▶ _Short problem_: Identify the lines that contain the string "Date" and copy all of them.

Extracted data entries
---------------

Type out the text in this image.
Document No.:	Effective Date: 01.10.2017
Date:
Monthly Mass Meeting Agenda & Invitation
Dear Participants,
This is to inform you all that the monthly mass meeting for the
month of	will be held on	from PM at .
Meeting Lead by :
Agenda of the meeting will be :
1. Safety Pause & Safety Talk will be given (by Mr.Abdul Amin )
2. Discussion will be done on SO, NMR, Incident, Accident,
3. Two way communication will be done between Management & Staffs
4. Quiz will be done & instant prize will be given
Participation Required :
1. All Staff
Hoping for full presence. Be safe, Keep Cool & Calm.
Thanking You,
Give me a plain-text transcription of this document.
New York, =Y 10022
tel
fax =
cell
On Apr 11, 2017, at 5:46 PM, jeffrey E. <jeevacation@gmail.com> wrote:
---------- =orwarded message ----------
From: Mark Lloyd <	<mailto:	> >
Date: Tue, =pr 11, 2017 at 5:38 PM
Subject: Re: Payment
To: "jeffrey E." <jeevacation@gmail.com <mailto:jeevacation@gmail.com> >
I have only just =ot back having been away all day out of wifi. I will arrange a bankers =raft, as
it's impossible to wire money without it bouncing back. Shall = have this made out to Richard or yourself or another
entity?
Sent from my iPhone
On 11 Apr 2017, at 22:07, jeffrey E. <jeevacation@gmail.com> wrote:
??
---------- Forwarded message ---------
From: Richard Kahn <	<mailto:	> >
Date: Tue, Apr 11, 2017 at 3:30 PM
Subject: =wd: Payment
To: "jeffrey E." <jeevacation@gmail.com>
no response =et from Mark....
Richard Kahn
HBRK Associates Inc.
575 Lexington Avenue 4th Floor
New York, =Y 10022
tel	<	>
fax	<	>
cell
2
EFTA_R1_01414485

---------------

▶ _Answer to this problem_:
Document No.:	Effective Date: 01.10.2017
Date:
Date: Tue, =pr 11, 2017 at 5:38 PM
Date: Tue, Apr 11, 2017 at 3:30 PM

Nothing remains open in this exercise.